Find every line of the listing below where "Consistency" appears, and copy it.

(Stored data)
------------------------------

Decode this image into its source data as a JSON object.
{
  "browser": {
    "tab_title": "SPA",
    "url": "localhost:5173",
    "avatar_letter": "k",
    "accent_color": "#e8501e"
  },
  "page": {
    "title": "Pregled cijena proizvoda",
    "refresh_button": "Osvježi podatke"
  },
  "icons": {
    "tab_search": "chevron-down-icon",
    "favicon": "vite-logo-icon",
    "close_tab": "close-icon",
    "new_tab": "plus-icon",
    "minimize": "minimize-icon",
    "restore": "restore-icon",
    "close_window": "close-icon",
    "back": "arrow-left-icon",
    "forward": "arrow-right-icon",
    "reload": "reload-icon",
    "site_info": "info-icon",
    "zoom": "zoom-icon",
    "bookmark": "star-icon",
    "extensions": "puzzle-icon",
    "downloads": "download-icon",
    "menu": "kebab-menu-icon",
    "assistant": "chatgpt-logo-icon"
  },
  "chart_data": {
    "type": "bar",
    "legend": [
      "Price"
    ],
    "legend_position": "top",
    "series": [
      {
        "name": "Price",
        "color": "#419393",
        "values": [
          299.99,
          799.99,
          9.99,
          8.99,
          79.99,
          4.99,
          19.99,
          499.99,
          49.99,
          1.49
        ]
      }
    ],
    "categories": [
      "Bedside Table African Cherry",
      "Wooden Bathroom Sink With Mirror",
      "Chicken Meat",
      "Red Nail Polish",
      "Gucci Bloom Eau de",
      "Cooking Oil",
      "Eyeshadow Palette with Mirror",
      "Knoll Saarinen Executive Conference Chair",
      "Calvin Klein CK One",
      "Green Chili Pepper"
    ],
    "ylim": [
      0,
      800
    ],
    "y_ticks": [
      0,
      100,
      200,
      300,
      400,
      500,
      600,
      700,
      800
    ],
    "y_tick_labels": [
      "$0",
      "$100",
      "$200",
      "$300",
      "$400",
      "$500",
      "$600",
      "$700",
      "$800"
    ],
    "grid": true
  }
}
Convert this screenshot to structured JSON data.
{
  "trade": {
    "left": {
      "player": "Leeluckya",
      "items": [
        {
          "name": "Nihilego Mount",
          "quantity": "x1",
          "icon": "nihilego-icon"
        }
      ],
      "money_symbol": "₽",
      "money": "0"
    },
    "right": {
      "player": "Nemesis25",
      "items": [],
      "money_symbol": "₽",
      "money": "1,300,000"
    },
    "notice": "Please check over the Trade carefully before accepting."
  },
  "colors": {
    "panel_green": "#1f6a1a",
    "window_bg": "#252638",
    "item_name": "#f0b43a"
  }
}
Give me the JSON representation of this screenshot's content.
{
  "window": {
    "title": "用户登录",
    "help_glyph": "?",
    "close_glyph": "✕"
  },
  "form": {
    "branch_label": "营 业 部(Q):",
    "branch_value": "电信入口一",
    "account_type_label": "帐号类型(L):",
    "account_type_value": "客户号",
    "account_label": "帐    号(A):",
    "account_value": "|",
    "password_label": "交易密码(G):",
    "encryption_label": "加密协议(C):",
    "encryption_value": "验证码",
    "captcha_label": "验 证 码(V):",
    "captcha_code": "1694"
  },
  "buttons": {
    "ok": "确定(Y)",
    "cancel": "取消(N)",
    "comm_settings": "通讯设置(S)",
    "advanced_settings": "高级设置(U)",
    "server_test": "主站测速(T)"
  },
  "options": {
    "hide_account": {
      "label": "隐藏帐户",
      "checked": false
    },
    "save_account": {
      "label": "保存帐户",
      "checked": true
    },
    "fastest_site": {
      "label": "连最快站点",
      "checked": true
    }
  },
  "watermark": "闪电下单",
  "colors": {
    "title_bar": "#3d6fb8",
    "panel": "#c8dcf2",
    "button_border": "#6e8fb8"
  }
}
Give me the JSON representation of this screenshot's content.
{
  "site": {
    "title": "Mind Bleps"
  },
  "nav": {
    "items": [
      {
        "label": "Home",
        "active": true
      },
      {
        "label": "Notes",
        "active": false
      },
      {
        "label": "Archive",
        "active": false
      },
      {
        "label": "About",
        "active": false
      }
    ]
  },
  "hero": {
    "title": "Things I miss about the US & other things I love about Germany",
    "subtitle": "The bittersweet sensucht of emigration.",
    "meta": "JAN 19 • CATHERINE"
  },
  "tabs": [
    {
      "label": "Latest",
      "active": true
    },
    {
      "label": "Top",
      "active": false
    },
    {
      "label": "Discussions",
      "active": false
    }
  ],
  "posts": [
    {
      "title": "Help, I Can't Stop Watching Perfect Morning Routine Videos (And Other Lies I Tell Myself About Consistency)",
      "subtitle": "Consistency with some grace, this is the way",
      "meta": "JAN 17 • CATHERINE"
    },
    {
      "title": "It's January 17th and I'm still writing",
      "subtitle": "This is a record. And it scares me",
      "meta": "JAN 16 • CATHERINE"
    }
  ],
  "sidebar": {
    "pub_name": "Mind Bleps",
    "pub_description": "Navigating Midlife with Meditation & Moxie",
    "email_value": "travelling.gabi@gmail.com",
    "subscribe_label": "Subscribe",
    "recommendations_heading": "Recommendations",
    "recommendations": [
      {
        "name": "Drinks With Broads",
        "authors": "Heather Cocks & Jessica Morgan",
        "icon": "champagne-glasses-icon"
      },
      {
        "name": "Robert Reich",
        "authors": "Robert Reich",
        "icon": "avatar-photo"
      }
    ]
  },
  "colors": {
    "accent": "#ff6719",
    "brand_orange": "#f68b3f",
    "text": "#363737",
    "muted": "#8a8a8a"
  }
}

------------------------------

**WRITTEN RESPONSE:**
      "title": "Help, I Can't Stop Watching Perfect Morning Routine Videos (And Other Lies I Tell Myself About Consistency)",
      "subtitle": "Consistency with some grace, this is the way",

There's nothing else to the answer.